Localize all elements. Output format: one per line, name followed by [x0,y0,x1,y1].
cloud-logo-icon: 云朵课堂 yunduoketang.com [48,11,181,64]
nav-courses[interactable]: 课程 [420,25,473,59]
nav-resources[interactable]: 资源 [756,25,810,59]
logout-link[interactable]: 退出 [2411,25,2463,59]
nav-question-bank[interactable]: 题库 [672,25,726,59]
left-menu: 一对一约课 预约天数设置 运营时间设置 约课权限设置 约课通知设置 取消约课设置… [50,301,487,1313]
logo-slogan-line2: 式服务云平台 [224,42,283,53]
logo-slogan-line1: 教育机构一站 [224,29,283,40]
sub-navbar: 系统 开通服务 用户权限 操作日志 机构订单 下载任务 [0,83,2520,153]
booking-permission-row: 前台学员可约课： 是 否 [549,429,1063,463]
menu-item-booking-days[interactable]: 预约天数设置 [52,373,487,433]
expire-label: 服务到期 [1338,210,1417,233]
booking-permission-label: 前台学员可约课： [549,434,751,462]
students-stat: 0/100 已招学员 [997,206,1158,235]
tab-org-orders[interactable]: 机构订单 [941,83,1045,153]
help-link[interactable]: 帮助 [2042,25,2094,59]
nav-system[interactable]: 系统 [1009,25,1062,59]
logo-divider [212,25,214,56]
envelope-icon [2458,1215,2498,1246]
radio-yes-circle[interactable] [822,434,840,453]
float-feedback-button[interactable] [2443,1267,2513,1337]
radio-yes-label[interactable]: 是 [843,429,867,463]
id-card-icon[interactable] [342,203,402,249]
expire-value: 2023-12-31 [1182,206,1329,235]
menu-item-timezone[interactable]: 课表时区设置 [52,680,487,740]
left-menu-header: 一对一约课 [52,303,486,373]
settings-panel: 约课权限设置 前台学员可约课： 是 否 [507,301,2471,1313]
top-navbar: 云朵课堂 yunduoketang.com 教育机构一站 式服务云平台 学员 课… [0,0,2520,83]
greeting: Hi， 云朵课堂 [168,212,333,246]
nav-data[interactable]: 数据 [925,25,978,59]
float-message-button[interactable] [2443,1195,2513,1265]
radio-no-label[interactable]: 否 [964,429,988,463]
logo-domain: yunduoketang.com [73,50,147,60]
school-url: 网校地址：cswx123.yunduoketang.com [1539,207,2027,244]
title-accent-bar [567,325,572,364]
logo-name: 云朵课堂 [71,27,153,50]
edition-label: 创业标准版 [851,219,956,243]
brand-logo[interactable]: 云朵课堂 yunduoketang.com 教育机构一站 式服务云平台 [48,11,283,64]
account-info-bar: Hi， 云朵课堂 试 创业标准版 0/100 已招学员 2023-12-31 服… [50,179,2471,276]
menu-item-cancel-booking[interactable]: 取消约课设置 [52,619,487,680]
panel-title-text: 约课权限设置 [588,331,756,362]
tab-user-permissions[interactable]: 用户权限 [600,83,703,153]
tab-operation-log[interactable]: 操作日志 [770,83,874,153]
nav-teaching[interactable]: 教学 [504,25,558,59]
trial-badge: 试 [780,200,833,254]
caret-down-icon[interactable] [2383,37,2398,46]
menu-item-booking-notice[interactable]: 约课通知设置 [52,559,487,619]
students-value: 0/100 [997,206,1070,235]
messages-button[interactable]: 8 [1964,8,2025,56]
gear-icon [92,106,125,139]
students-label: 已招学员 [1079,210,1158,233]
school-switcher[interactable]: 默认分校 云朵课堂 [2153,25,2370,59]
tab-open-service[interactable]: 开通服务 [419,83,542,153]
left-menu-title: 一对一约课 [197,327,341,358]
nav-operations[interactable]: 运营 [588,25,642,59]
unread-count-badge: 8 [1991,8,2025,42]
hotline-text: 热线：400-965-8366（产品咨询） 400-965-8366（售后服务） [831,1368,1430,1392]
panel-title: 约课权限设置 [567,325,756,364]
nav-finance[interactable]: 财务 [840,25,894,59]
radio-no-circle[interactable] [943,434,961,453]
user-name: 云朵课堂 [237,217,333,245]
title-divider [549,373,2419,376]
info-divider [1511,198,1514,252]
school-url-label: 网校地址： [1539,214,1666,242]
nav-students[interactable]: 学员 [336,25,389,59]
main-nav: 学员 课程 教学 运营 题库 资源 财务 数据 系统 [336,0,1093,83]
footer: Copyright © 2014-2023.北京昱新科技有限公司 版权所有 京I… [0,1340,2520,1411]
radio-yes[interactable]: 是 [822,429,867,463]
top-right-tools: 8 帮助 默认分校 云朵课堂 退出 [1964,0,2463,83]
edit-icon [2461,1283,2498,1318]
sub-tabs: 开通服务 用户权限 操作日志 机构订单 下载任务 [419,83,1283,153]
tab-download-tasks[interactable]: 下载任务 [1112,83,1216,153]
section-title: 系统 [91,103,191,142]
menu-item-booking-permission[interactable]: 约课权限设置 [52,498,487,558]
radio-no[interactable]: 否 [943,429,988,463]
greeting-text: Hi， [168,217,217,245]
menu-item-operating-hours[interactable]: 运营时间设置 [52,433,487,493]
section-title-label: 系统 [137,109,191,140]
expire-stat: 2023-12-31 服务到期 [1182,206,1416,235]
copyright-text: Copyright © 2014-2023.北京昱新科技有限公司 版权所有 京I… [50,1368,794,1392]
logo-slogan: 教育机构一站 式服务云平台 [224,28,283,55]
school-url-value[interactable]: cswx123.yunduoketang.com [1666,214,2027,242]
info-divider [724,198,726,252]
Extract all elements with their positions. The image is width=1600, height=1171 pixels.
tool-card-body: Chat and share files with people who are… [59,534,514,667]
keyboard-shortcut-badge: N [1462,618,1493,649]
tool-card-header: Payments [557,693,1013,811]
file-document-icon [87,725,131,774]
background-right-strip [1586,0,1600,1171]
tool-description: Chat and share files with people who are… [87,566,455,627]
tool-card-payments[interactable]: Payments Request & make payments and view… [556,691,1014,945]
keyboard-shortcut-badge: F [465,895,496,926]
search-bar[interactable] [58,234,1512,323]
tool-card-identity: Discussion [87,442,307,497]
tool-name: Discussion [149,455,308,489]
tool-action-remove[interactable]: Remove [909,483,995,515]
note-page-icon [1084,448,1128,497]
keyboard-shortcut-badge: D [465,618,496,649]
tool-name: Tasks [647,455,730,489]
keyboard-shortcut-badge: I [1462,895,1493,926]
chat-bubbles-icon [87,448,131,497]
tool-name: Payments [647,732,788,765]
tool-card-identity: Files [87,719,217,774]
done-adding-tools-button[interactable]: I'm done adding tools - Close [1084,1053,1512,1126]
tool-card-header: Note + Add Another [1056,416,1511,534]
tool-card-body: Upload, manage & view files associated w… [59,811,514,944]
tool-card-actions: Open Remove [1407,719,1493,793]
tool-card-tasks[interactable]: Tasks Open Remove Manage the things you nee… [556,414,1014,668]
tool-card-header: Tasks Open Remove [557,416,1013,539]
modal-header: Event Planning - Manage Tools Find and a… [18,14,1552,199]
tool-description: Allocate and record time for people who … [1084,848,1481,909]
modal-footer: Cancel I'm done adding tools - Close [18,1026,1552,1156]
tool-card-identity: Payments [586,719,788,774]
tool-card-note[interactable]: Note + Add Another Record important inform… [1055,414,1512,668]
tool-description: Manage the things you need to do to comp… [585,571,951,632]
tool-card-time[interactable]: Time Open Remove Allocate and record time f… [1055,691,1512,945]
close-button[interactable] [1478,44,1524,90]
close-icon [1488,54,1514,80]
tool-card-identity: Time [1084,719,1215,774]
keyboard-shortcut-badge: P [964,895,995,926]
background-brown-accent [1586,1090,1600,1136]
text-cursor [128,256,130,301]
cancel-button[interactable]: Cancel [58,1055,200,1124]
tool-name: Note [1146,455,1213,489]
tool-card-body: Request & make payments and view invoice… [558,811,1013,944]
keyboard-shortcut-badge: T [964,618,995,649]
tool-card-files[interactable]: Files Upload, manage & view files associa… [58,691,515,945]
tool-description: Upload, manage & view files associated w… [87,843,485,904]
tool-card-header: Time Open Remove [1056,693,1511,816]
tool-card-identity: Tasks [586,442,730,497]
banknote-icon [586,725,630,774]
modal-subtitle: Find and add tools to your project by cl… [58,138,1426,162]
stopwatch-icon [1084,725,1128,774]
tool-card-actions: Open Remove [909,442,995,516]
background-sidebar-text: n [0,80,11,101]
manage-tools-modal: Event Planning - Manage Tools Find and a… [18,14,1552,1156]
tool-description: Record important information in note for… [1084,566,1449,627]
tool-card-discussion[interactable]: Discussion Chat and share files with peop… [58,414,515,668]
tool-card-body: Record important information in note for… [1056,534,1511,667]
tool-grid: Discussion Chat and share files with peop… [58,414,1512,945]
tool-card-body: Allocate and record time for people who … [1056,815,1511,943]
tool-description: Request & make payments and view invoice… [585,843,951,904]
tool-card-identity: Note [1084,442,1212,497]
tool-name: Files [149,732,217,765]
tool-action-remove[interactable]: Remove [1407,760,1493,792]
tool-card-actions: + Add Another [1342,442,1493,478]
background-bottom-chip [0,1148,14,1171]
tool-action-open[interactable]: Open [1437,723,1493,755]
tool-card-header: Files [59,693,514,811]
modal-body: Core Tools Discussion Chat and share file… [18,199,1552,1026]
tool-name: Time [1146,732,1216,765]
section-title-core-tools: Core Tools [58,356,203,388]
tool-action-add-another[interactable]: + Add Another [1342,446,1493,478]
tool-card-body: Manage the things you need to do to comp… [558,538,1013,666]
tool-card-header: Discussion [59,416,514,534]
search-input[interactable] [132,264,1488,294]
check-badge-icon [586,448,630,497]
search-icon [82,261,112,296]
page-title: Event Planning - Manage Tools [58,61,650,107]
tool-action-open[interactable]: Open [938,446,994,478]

____________________

Aim of the exercise | Copy everything from the start of the records down to the line containing "left-menu: 一对一约课 预约天数设置", swapping "logout-link" for "sign-out-link" and leaving everything else as it is.

Response |
Localize all elements. Output format: one per line, name followed by [x0,y0,x1,y1].
cloud-logo-icon: 云朵课堂 yunduoketang.com [48,11,181,64]
nav-courses[interactable]: 课程 [420,25,473,59]
nav-resources[interactable]: 资源 [756,25,810,59]
sign-out-link[interactable]: 退出 [2411,25,2463,59]
nav-question-bank[interactable]: 题库 [672,25,726,59]
left-menu: 一对一约课 预约天数设置 运营时间设置 约课权限设置 约课通知设置 取消约课设置… [50,301,487,1313]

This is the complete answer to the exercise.